What to work on:
Copy out the data exactly, leaving the pictures behind.

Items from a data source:
•••••

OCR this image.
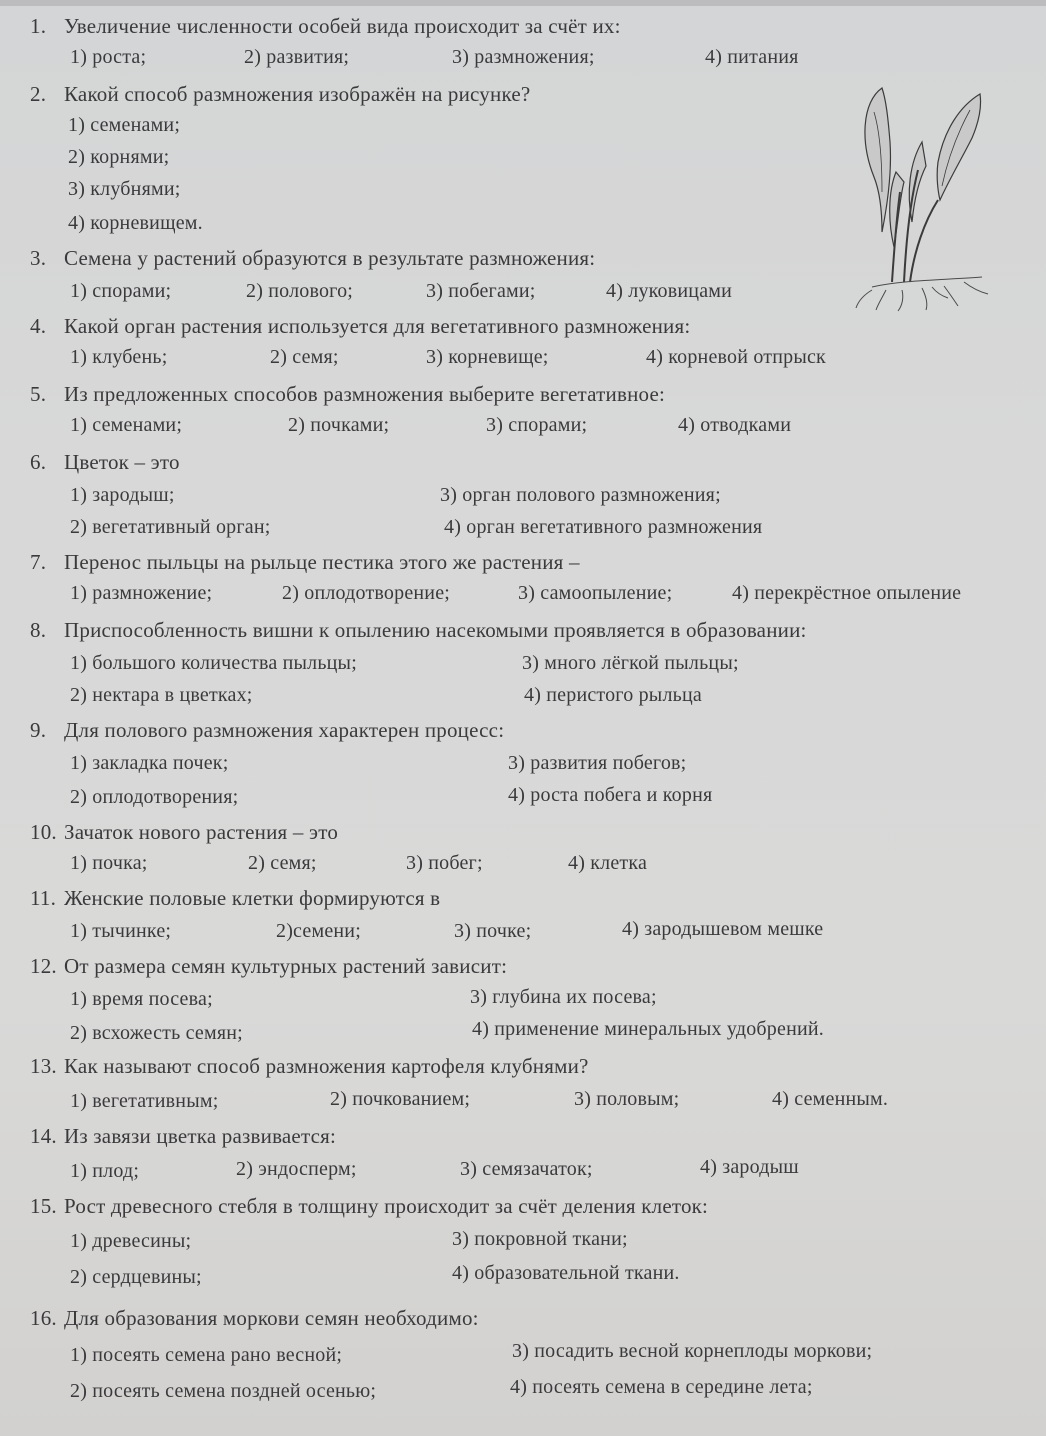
1. Увеличение численности особей вида происходит за счёт их:
1) роста;	2) развития;	3) размножения;	4) питания
2. Какой способ размножения изображён на рисунке?
1) семенами;
2) корнями;
3) клубнями;
4) корневищем.
3. Семена у растений образуются в результате размножения:
1) спорами;	2) полового;	3) побегами;	4) луковицами
4. Какой орган растения используется для вегетативного размножения:
1) клубень;	2) семя;	3) корневище;	4) корневой отпрыск
5. Из предложенных способов размножения выберите вегетативное:
1) семенами;	2) почками;	3) спорами;	4) отводками
6. Цветок – это
1) зародыш;	3) орган полового размножения;
2) вегетативный орган;	4) орган вегетативного размножения
7. Перенос пыльцы на рыльце пестика этого же растения –
1) размножение;	2) оплодотворение;	3) самоопыление;	4) перекрёстное опыление
8. Приспособленность вишни к опылению насекомыми проявляется в образовании:
1) большого количества пыльцы;	3) много лёгкой пыльцы;
2) нектара в цветках;	4) перистого рыльца
9. Для полового размножения характерен процесс:
1) закладка почек;	3) развития побегов;
2) оплодотворения;	4) роста побега и корня
10. Зачаток нового растения – это
1) почка;	2) семя;	3) побег;	4) клетка
11. Женские половые клетки формируются в
1) тычинке;	2)семени;	3) почке;	4) зародышевом мешке
12. От размера семян культурных растений зависит:
1) время посева;	3) глубина их посева;
2) всхожесть семян;	4) применение минеральных удобрений.
13. Как называют способ размножения картофеля клубнями?
1) вегетативным;	2) почкованием;	3) половым;	4) семенным.
14. Из завязи цветка развивается:
1) плод;	2) эндосперм;	3) семязачаток;	4) зародыш
15. Рост древесного стебля в толщину происходит за счёт деления клеток:
1) древесины;	3) покровной ткани;
2) сердцевины;	4) образовательной ткани.
16. Для образования моркови семян необходимо:
1) посеять семена рано весной;	3) посадить весной корнеплоды моркови;
2) посеять семена поздней осенью;	4) посеять семена в середине лета;
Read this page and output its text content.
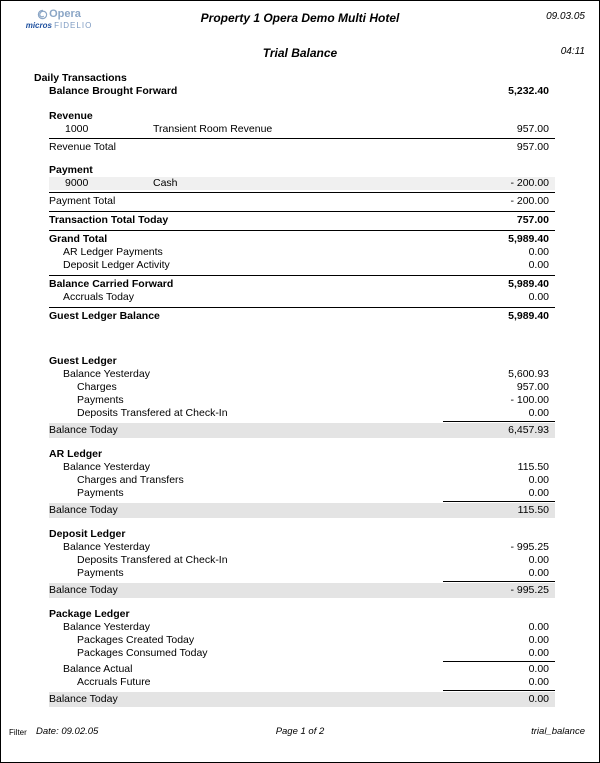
Opera
micros FIDELIO
Property 1 Opera Demo Multi Hotel	09.03.05
Trial Balance	04:11
Daily Transactions
Balance Brought Forward	5,232.40
Revenue
1000	Transient Room Revenue	957.00
Revenue Total	957.00
Payment
9000	Cash	- 200.00
Payment Total	- 200.00
Transaction Total Today	757.00
Grand Total	5,989.40
AR Ledger Payments	0.00
Deposit Ledger Activity	0.00
Balance Carried Forward	5,989.40
Accruals Today	0.00
Guest Ledger Balance	5,989.40
Guest Ledger
Balance Yesterday	5,600.93
Charges	957.00
Payments	- 100.00
Deposits Transfered at Check-In	0.00
Balance Today	6,457.93
AR Ledger
Balance Yesterday	115.50
Charges and Transfers	0.00
Payments	0.00
Balance Today	115.50
Deposit Ledger
Balance Yesterday	- 995.25
Deposits Transfered at Check-In	0.00
Payments	0.00
Balance Today	- 995.25
Package Ledger
Balance Yesterday	0.00
Packages Created Today	0.00
Packages Consumed Today	0.00
Balance Actual	0.00
Accruals Future	0.00
Balance Today	0.00
Filter	Page 1 of 2
Date: 09.02.05	trial_balance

•••••

Completed task:
OCR this image.
1. Увеличение численности особей вида происходит за счёт их:
1) роста;	2) развития;	3) размножения;	4) питания
2. Какой способ размножения изображён на рисунке?
1) семенами;
2) корнями;
3) клубнями;
4) корневищем.
3. Семена у растений образуются в результате размножения:
1) спорами;	2) полового;	3) побегами;	4) луковицами
4. Какой орган растения используется для вегетативного размножения:
1) клубень;	2) семя;	3) корневище;	4) корневой отпрыск
5. Из предложенных способов размножения выберите вегетативное:
1) семенами;	2) почками;	3) спорами;	4) отводками
6. Цветок – это
1) зародыш;	3) орган полового размножения;
2) вегетативный орган;	4) орган вегетативного размножения
7. Перенос пыльцы на рыльце пестика этого же растения –
1) размножение;	2) оплодотворение;	3) самоопыление;	4) перекрёстное опыление
8. Приспособленность вишни к опылению насекомыми проявляется в образовании:
1) большого количества пыльцы;	3) много лёгкой пыльцы;
2) нектара в цветках;	4) перистого рыльца
9. Для полового размножения характерен процесс:
1) закладка почек;	3) развития побегов;
2) оплодотворения;	4) роста побега и корня
10. Зачаток нового растения – это
1) почка;	2) семя;	3) побег;	4) клетка
11. Женские половые клетки формируются в
1) тычинке;	2)семени;	3) почке;	4) зародышевом мешке
12. От размера семян культурных растений зависит:
1) время посева;	3) глубина их посева;
2) всхожесть семян;	4) применение минеральных удобрений.
13. Как называют способ размножения картофеля клубнями?
1) вегетативным;	2) почкованием;	3) половым;	4) семенным.
14. Из завязи цветка развивается:
1) плод;	2) эндосперм;	3) семязачаток;	4) зародыш
15. Рост древесного стебля в толщину происходит за счёт деления клеток:
1) древесины;	3) покровной ткани;
2) сердцевины;	4) образовательной ткани.
16. Для образования моркови семян необходимо:
1) посеять семена рано весной;	3) посадить весной корнеплоды моркови;
2) посеять семена поздней осенью;	4) посеять семена в середине лета;
Read this page and output its text content.
Opera
micros FIDELIO
Property 1 Opera Demo Multi Hotel	09.03.05
Trial Balance	04:11
Daily Transactions
Balance Brought Forward	5,232.40
Revenue
1000	Transient Room Revenue	957.00
Revenue Total	957.00
Payment
9000	Cash	- 200.00
Payment Total	- 200.00
Transaction Total Today	757.00
Grand Total	5,989.40
AR Ledger Payments	0.00
Deposit Ledger Activity	0.00
Balance Carried Forward	5,989.40
Accruals Today	0.00
Guest Ledger Balance	5,989.40
Guest Ledger
Balance Yesterday	5,600.93
Charges	957.00
Payments	- 100.00
Deposits Transfered at Check-In	0.00
Balance Today	6,457.93
AR Ledger
Balance Yesterday	115.50
Charges and Transfers	0.00
Payments	0.00
Balance Today	115.50
Deposit Ledger
Balance Yesterday	- 995.25
Deposits Transfered at Check-In	0.00
Payments	0.00
Balance Today	- 995.25
Package Ledger
Balance Yesterday	0.00
Packages Created Today	0.00
Packages Consumed Today	0.00
Balance Actual	0.00
Accruals Future	0.00
Balance Today	0.00
Filter	Page 1 of 2
Date: 09.02.05	trial_balance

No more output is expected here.